═══ Extracted text ═══

The costs of such delays are extremely difficult to quantify, but critics suggest trillions of dollars of lost economic activity. In 2011, the U.S. Chamber of Commerce, the largest business lobby in the country, reviewed "351 proposed solar, wind, wave, bio-fuel, coal, gas, nuclear and energy transmission projects" -- all of which had been delayed or canceled due to what the chamber called "regulatory barriers, including inefficient review processes and the attendant lawsuits and threats of legal action."

While noting that not all of the proposed projects would -- or even should -- be ultimately approved, the chamber put their collective economic value, if operated for 20 years, at $3.4 trillion in gross domestic product. This included "$1.4 trillion in employment earnings ... and an additional one million or more jobs per year," the chamber noted.

This wouldn't necessarily come as a surprise to Dennis Duffy, an attorney and Cape Wind's vice president, who has testified before Congress on the need to streamline the environmental review process -- which for the Nantucket project involved numerous agencies often working independently, on their own timelines, including the Environmental Protection Agency, the U.S. Fish & Wildlife Service, the Coast Guard, the Army Corps of Engineers, the National Marine Fisheries Service and myriad others at both the state and federal levels.

"Part of the problem with NEPA is, when it started, it would be unusual for an environmental impact statement to exceed 100 pages," Duffy said. "It's just expanded gradually over time. The standards are not -- there's no black-and-white line as to how much work has to be done under NEPA. It's very subjective and case specific, site specific."

The final EIS for the Cape Wind project is 800 pages long.

The process is also wide open to litigious opponents who, Duffy says, are free to bring court challenges to decisions made by regulators at nearly every level of the process. "I think they made a decision that they thought if they stretch the NEPA process out and made it as costly and long as possible, that we financially would collapse and go away," Duffy said of Cape Wind's opponents. "But we didn't go away. Now, the NEPA process was painful to go through, but we now have the favorable position of defending the adequacy of an EIS which is one of the most complete and extensive anyone has ever seen."

Even so, few would argue that 12 years and counting is an efficient or economical time frame to get a project off the ground. A recent analysis by the Atlanta-based international law firm King & Spalding noted that an average of 126 new NEPA challenges were filed each year between 2001 and 2009:

    Furthermore, an average of 24 Temporary Restraining Orders (TRO) and preliminary and permanent injunctions halting projects were issued each year between 2001 and 2009. In general, NEPA plaintiffs succeed in winning NEPA cases more often than pro-development interests. And NEPA plaintiffs have six years after a "final agency action" to initiate litigation challenging the project, per the Administrative Procedure Act's statute of limitations. In one instance, the near-certainty that a project's permits would eventually be litigated under NEPA motivated Shell Oil Company to file a lawsuit challenging its own project in order to avoid waiting six years for adversaries to file suit before the statute of limitations expired.

═══ Data provided ═══

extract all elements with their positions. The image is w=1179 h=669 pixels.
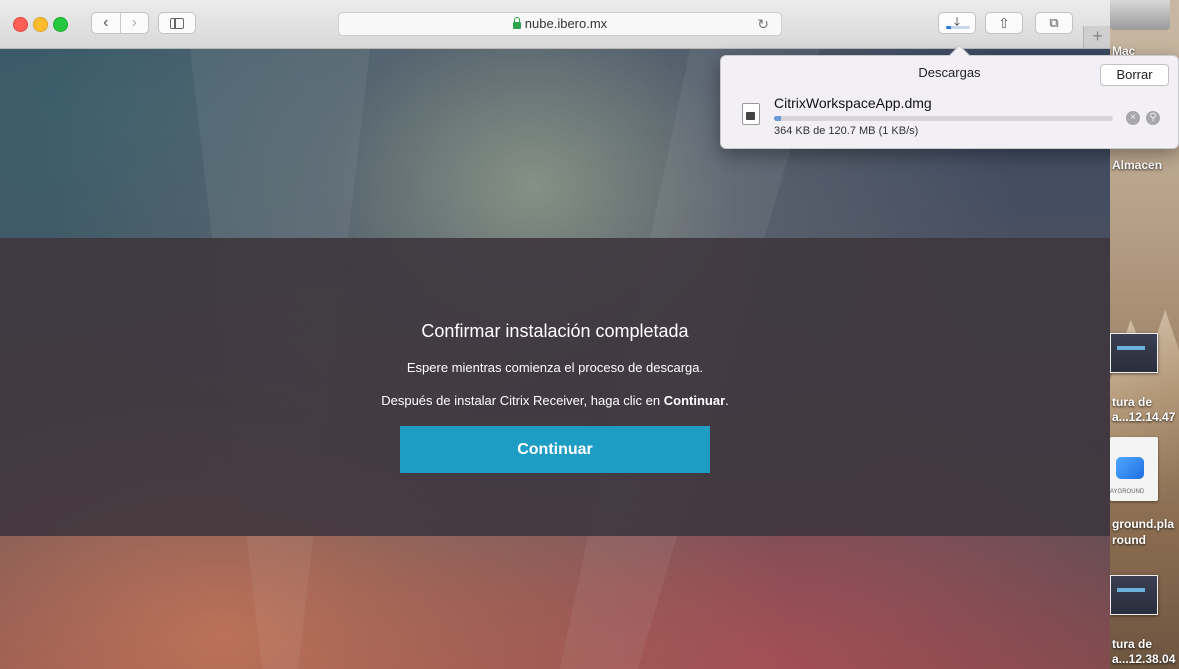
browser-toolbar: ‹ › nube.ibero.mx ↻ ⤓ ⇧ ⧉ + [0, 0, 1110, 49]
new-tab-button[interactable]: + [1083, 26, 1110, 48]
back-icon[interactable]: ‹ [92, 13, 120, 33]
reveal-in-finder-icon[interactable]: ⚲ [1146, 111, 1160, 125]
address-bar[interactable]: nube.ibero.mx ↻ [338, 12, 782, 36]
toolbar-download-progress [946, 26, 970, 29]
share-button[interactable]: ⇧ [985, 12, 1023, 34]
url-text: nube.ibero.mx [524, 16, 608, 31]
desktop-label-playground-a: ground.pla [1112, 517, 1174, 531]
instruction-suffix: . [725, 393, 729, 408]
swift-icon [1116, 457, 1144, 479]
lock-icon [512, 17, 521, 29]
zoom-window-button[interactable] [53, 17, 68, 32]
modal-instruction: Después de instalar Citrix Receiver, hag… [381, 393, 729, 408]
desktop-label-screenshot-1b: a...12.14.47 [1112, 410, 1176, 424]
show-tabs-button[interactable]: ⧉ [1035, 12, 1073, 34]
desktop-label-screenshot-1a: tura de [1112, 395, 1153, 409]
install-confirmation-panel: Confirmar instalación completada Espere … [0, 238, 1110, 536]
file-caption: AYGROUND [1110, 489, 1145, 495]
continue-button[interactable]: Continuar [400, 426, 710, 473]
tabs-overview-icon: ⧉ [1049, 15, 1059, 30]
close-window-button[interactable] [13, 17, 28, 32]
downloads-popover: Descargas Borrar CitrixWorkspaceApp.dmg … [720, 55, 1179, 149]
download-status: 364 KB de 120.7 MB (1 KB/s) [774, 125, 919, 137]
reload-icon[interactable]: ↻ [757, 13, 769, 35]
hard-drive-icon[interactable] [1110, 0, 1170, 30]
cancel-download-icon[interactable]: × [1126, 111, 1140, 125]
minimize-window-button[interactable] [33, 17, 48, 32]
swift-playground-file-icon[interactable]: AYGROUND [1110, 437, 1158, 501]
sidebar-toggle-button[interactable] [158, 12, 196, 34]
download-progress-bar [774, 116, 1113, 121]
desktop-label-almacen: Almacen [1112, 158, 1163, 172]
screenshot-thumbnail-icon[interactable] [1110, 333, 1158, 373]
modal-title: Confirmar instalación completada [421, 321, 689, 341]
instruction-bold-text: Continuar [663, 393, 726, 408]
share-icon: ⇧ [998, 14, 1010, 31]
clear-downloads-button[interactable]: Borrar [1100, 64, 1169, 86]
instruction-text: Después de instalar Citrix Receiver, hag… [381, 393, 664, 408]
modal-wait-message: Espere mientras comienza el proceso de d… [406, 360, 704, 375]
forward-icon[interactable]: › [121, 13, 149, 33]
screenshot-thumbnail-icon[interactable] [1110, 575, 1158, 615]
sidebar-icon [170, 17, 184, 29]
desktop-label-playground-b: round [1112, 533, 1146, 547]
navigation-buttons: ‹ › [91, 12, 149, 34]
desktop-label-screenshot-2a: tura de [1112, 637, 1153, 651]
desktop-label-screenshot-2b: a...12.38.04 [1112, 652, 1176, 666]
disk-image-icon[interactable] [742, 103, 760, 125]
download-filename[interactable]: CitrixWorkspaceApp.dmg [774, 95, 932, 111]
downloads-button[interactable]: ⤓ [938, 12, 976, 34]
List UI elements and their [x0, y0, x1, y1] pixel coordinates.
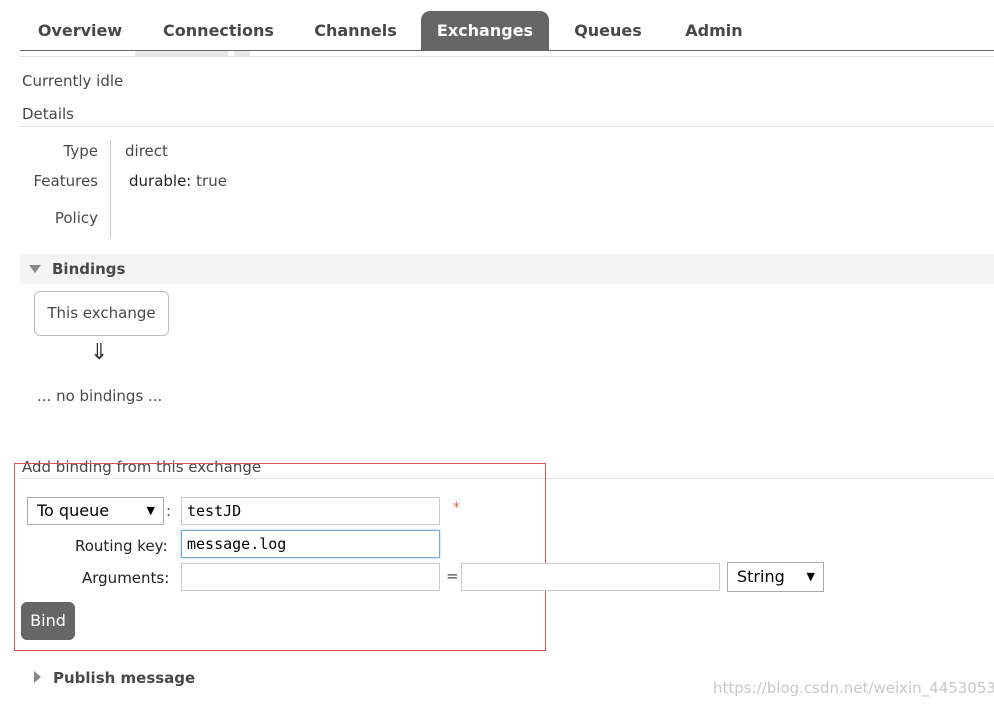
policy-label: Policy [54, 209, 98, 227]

═══

Work to complete>
a - In the passage on NEPA review delays, how many pages long is the final EIS for the Cape Wind project?
b - Resume the passage on NEPA review delays from the point where it stops.
The material comes from a source unrelated to the passage on NEPA review delays.

Outputs in order>
a - 800 pages.

b -
Several proposals for streamlining NEPA review have been floated in Congress over the years, and the 2012 transportation bill included some provisions that would do just that. But not everyone agrees that NEPA itself, as written, is problematic.

Sue Reid, an environmental attorney and director of the Conservation Law Foundation's Massachusetts office, argues that the 1970 law has proved a vital tool in curbing abuses by project developers who, prior to its passage, ran roughshod over environmental interests with little scrutiny.

"Obviously I work for a shop that relies on litigation as one of many tools in our toolbox, in terms of confronting bad projects that shouldn't have passed, or shouldn't pass environmental and regulatory reviews," Reid said. "I would say that I wouldn't want to change the rules based on abuses of existing systems, and I think that's what you'd be talking about potentially here. All of these environmental groups like CLF and the Natural Resources Defense Council and the Sierra Club and Greenpeace and all these groups that engage in litigation -- not even periodically but regularly -- do so relatively surgically, and we look for when there's a problem with a proposed development project or a regulatory process. We focus on the biggest issues and target those and go after them, when necessary, with litigation."

This is not the same, Reid suggests, as the tack deployed by opponents of Cape Wind. "That is, to sue in connection with basically every single regulatory approval, whether it's related to the contracts or the environmental reviews or the permitting -- every single turn has been challenged," Reid said. "I think that's a whole different animal, and again, I wouldn't want to necessarily use the exception to the rule to frame how you should change the rules."

Kit Kennedy, an NRDC attorney who specializes in renewable energy policy, and who has written about the long-running Cape Wind tussle, agrees.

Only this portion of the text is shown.